What to produce: Look through the data below. Show each line where the string "from" occurs.

(Collected data entries)
******

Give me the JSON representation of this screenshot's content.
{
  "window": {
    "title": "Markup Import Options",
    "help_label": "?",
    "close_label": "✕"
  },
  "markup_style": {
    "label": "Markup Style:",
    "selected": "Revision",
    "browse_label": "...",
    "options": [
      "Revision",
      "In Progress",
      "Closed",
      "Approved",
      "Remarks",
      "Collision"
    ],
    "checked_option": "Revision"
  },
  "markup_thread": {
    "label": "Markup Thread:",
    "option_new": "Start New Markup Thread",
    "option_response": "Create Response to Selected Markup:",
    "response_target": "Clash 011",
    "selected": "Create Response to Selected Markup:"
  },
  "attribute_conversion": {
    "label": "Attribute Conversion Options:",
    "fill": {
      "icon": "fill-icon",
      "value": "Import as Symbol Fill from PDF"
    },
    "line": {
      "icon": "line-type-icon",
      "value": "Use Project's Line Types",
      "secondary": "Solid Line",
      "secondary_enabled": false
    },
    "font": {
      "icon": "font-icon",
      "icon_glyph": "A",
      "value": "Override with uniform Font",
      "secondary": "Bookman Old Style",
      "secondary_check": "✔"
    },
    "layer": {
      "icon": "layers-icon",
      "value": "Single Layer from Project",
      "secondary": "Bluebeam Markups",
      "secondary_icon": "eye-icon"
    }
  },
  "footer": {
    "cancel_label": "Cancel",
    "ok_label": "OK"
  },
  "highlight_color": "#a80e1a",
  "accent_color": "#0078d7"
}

******

Exercise solution:
      "value": "Import as Symbol Fill from PDF"
      "value": "Single Layer from Project",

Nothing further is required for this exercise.